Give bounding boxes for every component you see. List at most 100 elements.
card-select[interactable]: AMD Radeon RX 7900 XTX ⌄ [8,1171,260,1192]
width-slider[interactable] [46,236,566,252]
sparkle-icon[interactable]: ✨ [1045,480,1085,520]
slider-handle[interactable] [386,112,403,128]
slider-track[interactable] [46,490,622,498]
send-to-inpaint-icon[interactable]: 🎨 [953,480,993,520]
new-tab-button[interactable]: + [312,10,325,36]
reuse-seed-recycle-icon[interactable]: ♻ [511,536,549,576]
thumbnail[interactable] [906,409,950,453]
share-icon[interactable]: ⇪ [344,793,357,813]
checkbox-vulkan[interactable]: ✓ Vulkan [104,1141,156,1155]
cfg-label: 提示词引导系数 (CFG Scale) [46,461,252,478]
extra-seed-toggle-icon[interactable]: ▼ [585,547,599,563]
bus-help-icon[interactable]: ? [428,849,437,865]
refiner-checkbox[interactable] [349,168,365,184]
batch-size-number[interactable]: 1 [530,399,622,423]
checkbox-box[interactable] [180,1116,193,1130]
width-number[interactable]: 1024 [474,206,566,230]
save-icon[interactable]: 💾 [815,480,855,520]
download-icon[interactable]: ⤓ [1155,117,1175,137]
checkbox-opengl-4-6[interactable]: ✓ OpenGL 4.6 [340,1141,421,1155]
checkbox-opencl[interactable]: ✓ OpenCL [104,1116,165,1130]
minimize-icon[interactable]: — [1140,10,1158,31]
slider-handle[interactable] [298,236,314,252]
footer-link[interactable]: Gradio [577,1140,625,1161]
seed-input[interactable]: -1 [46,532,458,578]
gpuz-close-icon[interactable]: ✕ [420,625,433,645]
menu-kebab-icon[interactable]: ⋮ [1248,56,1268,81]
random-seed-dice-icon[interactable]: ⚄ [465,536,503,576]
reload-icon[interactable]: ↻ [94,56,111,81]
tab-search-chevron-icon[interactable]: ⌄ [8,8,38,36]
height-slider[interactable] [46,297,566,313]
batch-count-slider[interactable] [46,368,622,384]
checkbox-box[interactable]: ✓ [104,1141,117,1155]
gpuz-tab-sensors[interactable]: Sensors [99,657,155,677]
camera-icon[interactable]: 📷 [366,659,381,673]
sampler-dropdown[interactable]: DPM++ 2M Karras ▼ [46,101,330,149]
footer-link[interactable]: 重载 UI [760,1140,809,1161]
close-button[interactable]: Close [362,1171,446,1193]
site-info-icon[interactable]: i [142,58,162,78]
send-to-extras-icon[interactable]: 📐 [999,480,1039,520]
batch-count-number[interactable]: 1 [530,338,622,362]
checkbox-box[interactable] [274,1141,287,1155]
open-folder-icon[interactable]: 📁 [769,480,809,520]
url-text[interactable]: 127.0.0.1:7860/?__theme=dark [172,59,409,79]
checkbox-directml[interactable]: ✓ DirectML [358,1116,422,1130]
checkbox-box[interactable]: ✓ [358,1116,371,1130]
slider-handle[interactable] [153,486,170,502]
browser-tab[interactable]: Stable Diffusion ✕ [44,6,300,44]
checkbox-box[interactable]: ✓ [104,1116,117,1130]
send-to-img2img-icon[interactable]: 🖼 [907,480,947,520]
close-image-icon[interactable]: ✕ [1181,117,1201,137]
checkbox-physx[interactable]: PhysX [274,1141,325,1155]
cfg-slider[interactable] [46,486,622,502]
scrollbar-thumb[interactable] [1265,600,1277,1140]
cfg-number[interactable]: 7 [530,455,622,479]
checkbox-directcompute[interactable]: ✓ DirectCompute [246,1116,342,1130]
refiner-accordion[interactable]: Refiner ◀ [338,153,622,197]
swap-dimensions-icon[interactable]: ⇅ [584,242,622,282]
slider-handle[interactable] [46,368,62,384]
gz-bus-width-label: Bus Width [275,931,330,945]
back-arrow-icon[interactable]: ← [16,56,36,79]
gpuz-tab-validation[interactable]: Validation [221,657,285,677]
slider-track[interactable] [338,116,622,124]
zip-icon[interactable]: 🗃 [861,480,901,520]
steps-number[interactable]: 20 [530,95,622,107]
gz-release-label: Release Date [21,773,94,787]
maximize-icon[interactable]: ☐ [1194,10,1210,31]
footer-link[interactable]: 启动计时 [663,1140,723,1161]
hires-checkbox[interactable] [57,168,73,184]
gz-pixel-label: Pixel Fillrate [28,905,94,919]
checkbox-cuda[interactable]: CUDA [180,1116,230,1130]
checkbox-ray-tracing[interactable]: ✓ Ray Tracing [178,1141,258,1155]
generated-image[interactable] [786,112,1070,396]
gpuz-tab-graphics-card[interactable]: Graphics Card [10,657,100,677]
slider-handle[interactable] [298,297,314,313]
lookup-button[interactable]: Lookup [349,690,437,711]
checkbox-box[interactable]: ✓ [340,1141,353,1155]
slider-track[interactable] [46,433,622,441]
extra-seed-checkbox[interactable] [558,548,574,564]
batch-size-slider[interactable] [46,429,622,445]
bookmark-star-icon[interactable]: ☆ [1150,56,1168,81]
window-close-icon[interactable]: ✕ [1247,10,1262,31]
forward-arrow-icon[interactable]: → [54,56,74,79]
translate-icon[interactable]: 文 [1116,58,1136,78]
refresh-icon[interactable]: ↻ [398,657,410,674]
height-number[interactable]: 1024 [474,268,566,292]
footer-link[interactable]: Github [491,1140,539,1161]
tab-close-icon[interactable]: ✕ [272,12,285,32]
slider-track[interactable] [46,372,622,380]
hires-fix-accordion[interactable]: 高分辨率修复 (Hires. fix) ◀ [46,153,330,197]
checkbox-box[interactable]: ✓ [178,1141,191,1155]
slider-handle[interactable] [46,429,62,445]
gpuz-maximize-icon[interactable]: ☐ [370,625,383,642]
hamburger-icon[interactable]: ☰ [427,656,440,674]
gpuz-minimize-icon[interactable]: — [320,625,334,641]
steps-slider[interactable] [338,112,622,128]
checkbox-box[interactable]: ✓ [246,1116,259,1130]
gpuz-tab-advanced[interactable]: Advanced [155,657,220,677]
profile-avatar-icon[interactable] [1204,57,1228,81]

> [Requirement] Please copy every line of the item above character for character, without adding, dropping, or changing anything.

> [Output]
Give bounding boxes for every component you see. List at most 100 elements.
card-select[interactable]: AMD Radeon RX 7900 XTX ⌄ [8,1171,260,1192]
width-slider[interactable] [46,236,566,252]
sparkle-icon[interactable]: ✨ [1045,480,1085,520]
slider-handle[interactable] [386,112,403,128]
slider-track[interactable] [46,490,622,498]
send-to-inpaint-icon[interactable]: 🎨 [953,480,993,520]
new-tab-button[interactable]: + [312,10,325,36]
reuse-seed-recycle-icon[interactable]: ♻ [511,536,549,576]
thumbnail[interactable] [906,409,950,453]
share-icon[interactable]: ⇪ [344,793,357,813]
checkbox-vulkan[interactable]: ✓ Vulkan [104,1141,156,1155]
cfg-label: 提示词引导系数 (CFG Scale) [46,461,252,478]
extra-seed-toggle-icon[interactable]: ▼ [585,547,599,563]
bus-help-icon[interactable]: ? [428,849,437,865]
refiner-checkbox[interactable] [349,168,365,184]
batch-size-number[interactable]: 1 [530,399,622,423]
checkbox-box[interactable] [180,1116,193,1130]
width-number[interactable]: 1024 [474,206,566,230]
save-icon[interactable]: 💾 [815,480,855,520]
download-icon[interactable]: ⤓ [1155,117,1175,137]
checkbox-opengl-4-6[interactable]: ✓ OpenGL 4.6 [340,1141,421,1155]
checkbox-opencl[interactable]: ✓ OpenCL [104,1116,165,1130]
minimize-icon[interactable]: — [1140,10,1158,31]
slider-handle[interactable] [298,236,314,252]
footer-link[interactable]: Gradio [577,1140,625,1161]
seed-input[interactable]: -1 [46,532,458,578]
gpuz-close-icon[interactable]: ✕ [420,625,433,645]
menu-kebab-icon[interactable]: ⋮ [1248,56,1268,81]
random-seed-dice-icon[interactable]: ⚄ [465,536,503,576]
reload-icon[interactable]: ↻ [94,56,111,81]
tab-search-chevron-icon[interactable]: ⌄ [8,8,38,36]
height-slider[interactable] [46,297,566,313]
batch-count-slider[interactable] [46,368,622,384]
checkbox-box[interactable]: ✓ [104,1141,117,1155]
gpuz-tab-sensors[interactable]: Sensors [99,657,155,677]
camera-icon[interactable]: 📷 [366,659,381,673]
sampler-dropdown[interactable]: DPM++ 2M Karras ▼ [46,101,330,149]
footer-link[interactable]: 重载 UI [760,1140,809,1161]
close-button[interactable]: Close [362,1171,446,1193]
site-info-icon[interactable]: i [142,58,162,78]
send-to-extras-icon[interactable]: 📐 [999,480,1039,520]
batch-count-number[interactable]: 1 [530,338,622,362]
checkbox-box[interactable] [274,1141,287,1155]
open-folder-icon[interactable]: 📁 [769,480,809,520]
url-text[interactable]: 127.0.0.1:7860/?__theme=dark [172,59,409,79]
checkbox-directml[interactable]: ✓ DirectML [358,1116,422,1130]
checkbox-box[interactable]: ✓ [358,1116,371,1130]
slider-handle[interactable] [153,486,170,502]
browser-tab[interactable]: Stable Diffusion ✕ [44,6,300,44]
checkbox-box[interactable]: ✓ [104,1116,117,1130]
send-to-img2img-icon[interactable]: 🖼 [907,480,947,520]
close-image-icon[interactable]: ✕ [1181,117,1201,137]
checkbox-physx[interactable]: PhysX [274,1141,325,1155]
cfg-slider[interactable] [46,486,622,502]
scrollbar-thumb[interactable] [1265,600,1277,1140]
cfg-number[interactable]: 7 [530,455,622,479]
checkbox-directcompute[interactable]: ✓ DirectCompute [246,1116,342,1130]
refiner-accordion[interactable]: Refiner ◀ [338,153,622,197]
swap-dimensions-icon[interactable]: ⇅ [584,242,622,282]
slider-handle[interactable] [46,368,62,384]
gz-bus-width-label: Bus Width [275,931,330,945]
back-arrow-icon[interactable]: ← [16,56,36,79]
gpuz-tab-validation[interactable]: Validation [221,657,285,677]
slider-track[interactable] [338,116,622,124]
zip-icon[interactable]: 🗃 [861,480,901,520]
steps-number[interactable]: 20 [530,95,622,107]
gz-release-label: Release Date [21,773,94,787]
maximize-icon[interactable]: ☐ [1194,10,1210,31]
footer-link[interactable]: 启动计时 [663,1140,723,1161]
hires-checkbox[interactable] [57,168,73,184]
gz-pixel-label: Pixel Fillrate [28,905,94,919]
checkbox-cuda[interactable]: CUDA [180,1116,230,1130]
checkbox-ray-tracing[interactable]: ✓ Ray Tracing [178,1141,258,1155]
generated-image[interactable] [786,112,1070,396]
gpuz-tab-graphics-card[interactable]: Graphics Card [10,657,100,677]
slider-handle[interactable] [298,297,314,313]
lookup-button[interactable]: Lookup [349,690,437,711]
checkbox-box[interactable]: ✓ [340,1141,353,1155]
slider-track[interactable] [46,433,622,441]
extra-seed-checkbox[interactable] [558,548,574,564]
batch-size-slider[interactable] [46,429,622,445]
bookmark-star-icon[interactable]: ☆ [1150,56,1168,81]
window-close-icon[interactable]: ✕ [1247,10,1262,31]
forward-arrow-icon[interactable]: → [54,56,74,79]
translate-icon[interactable]: 文 [1116,58,1136,78]
refresh-icon[interactable]: ↻ [398,657,410,674]
height-number[interactable]: 1024 [474,268,566,292]
footer-link[interactable]: Github [491,1140,539,1161]
tab-close-icon[interactable]: ✕ [272,12,285,32]
slider-track[interactable] [46,372,622,380]
hires-fix-accordion[interactable]: 高分辨率修复 (Hires. fix) ◀ [46,153,330,197]
checkbox-box[interactable]: ✓ [178,1141,191,1155]
slider-handle[interactable] [46,429,62,445]
gpuz-maximize-icon[interactable]: ☐ [370,625,383,642]
hamburger-icon[interactable]: ☰ [427,656,440,674]
gpuz-minimize-icon[interactable]: — [320,625,334,641]
steps-slider[interactable] [338,112,622,128]
checkbox-box[interactable]: ✓ [246,1116,259,1130]
gpuz-tab-advanced[interactable]: Advanced [155,657,220,677]
profile-avatar-icon[interactable] [1204,57,1228,81]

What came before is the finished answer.